Items listed in a dataset:

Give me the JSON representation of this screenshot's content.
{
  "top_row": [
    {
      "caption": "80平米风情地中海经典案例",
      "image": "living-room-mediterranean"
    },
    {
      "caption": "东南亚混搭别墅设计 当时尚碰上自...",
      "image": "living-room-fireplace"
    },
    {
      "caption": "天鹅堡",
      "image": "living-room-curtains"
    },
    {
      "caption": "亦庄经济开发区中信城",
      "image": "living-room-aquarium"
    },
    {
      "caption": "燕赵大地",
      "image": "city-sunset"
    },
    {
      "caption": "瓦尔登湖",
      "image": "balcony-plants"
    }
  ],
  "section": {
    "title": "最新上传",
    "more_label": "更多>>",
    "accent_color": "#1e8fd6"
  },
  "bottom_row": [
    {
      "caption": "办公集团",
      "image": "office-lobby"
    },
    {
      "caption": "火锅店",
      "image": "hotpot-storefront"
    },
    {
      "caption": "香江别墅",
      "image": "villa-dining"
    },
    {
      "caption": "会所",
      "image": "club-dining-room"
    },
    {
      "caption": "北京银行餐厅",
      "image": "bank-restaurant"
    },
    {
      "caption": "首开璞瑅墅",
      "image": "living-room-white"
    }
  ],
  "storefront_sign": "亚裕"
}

EXERCISE BRIEF:
Copy out the whole listing exactly as written.

SOLUTION FOR THIS PROBLEM:
Give me the JSON representation of this screenshot's content.
{
  "top_row": [
    {
      "caption": "80平米风情地中海经典案例",
      "image": "living-room-mediterranean"
    },
    {
      "caption": "东南亚混搭别墅设计 当时尚碰上自...",
      "image": "living-room-fireplace"
    },
    {
      "caption": "天鹅堡",
      "image": "living-room-curtains"
    },
    {
      "caption": "亦庄经济开发区中信城",
      "image": "living-room-aquarium"
    },
    {
      "caption": "燕赵大地",
      "image": "city-sunset"
    },
    {
      "caption": "瓦尔登湖",
      "image": "balcony-plants"
    }
  ],
  "section": {
    "title": "最新上传",
    "more_label": "更多>>",
    "accent_color": "#1e8fd6"
  },
  "bottom_row": [
    {
      "caption": "办公集团",
      "image": "office-lobby"
    },
    {
      "caption": "火锅店",
      "image": "hotpot-storefront"
    },
    {
      "caption": "香江别墅",
      "image": "villa-dining"
    },
    {
      "caption": "会所",
      "image": "club-dining-room"
    },
    {
      "caption": "北京银行餐厅",
      "image": "bank-restaurant"
    },
    {
      "caption": "首开璞瑅墅",
      "image": "living-room-white"
    }
  ],
  "storefront_sign": "亚裕"
}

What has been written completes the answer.